REQUIREMENT: Copy each line holding the string "epsilon".

GIVEN INFORMATION:
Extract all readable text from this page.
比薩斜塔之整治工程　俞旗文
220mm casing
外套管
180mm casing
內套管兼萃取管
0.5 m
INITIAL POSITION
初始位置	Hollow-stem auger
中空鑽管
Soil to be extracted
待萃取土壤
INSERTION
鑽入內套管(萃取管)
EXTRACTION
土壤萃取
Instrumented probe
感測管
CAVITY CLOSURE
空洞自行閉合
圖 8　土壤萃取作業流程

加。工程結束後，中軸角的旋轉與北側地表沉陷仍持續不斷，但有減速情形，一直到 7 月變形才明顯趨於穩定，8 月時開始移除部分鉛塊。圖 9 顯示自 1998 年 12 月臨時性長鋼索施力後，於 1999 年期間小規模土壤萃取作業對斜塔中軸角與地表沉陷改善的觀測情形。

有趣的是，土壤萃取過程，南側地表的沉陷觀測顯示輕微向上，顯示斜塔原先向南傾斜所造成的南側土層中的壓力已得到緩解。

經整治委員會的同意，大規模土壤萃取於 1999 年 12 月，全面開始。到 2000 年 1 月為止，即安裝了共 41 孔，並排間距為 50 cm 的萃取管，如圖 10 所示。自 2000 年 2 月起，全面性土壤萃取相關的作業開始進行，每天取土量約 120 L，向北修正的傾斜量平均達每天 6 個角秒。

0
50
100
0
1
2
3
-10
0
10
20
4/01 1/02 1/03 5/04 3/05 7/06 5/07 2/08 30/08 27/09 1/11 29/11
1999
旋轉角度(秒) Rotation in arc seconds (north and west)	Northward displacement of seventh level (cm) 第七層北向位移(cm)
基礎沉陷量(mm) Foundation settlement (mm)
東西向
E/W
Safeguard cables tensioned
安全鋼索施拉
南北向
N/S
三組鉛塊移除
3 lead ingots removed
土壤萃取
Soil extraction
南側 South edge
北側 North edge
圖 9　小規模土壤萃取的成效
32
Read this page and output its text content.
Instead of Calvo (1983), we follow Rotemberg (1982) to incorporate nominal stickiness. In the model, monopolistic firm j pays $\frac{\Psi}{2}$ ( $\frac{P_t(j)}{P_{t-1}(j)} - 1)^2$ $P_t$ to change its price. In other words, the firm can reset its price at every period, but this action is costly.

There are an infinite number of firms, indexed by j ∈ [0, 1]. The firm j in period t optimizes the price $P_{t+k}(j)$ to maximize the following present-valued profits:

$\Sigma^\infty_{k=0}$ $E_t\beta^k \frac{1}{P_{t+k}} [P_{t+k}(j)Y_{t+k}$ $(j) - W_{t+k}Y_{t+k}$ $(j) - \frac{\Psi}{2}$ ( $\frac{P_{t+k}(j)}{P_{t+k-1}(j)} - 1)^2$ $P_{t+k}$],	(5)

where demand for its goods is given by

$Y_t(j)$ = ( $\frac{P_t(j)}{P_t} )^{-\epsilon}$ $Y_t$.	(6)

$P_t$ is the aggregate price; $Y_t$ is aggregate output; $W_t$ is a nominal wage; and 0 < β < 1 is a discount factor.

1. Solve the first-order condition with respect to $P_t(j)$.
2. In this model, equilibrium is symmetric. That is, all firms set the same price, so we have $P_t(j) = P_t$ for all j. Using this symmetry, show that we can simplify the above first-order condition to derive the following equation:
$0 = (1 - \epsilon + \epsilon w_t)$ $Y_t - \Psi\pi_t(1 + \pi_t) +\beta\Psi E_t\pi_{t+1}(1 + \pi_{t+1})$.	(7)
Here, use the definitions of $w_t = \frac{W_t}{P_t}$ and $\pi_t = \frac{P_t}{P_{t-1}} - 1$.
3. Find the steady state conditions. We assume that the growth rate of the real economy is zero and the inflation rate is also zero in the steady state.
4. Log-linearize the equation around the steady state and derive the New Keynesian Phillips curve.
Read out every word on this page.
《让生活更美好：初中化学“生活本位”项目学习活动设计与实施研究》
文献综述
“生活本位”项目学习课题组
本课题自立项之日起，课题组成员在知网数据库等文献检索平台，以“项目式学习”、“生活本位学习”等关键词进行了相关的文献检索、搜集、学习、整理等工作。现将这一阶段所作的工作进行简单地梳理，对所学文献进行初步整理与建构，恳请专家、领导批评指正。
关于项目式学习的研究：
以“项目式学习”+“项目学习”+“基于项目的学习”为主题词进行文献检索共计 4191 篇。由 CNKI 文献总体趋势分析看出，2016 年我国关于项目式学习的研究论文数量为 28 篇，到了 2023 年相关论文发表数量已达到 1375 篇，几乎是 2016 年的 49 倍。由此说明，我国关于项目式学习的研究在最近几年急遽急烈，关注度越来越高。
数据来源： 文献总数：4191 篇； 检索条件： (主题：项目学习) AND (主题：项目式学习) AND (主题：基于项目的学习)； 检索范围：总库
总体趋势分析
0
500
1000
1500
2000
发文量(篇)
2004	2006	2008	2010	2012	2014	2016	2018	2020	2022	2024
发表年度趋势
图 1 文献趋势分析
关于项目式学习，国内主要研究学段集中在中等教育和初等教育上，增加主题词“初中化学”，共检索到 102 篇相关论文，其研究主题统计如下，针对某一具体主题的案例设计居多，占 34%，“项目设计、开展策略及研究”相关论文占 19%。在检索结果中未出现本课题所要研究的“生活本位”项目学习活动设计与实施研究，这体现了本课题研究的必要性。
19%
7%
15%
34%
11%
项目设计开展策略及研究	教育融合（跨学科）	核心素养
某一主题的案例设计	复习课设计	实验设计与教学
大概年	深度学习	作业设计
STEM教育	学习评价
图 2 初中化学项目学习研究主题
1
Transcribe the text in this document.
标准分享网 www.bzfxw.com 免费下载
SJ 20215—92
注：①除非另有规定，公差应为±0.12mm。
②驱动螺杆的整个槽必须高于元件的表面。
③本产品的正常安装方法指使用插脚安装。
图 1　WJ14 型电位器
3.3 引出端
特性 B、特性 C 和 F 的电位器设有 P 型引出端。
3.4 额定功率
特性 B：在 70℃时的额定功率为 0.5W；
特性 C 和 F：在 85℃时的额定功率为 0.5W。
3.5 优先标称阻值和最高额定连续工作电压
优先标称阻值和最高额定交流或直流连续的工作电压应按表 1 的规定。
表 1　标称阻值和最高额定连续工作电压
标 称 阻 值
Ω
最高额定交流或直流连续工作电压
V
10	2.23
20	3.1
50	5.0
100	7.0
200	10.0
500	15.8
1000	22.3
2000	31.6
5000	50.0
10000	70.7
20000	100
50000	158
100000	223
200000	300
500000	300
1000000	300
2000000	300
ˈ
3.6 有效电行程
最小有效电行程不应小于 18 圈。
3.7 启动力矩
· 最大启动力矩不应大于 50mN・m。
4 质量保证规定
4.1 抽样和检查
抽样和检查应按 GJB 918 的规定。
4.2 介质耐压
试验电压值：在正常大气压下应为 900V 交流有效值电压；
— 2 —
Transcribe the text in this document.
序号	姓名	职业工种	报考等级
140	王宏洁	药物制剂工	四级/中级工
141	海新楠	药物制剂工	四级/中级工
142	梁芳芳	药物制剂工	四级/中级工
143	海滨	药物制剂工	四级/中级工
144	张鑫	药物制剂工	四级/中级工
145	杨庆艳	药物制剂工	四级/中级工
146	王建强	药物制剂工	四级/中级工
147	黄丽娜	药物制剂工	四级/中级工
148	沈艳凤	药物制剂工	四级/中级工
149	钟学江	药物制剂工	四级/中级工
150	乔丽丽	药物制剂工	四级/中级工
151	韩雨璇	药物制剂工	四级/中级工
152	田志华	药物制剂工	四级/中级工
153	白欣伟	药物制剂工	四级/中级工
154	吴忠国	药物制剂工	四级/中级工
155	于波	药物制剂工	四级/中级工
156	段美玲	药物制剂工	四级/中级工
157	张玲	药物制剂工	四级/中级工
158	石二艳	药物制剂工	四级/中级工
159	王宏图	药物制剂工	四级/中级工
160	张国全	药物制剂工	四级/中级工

FULL RESPONSE:
$Y_t(j)$ = ( $\frac{P_t(j)}{P_t} )^{-\epsilon}$ $Y_t$.	(6)
$0 = (1 - \epsilon + \epsilon w_t)$ $Y_t - \Psi\pi_t(1 + \pi_t) +\beta\Psi E_t\pi_{t+1}(1 + \pi_{t+1})$.	(7)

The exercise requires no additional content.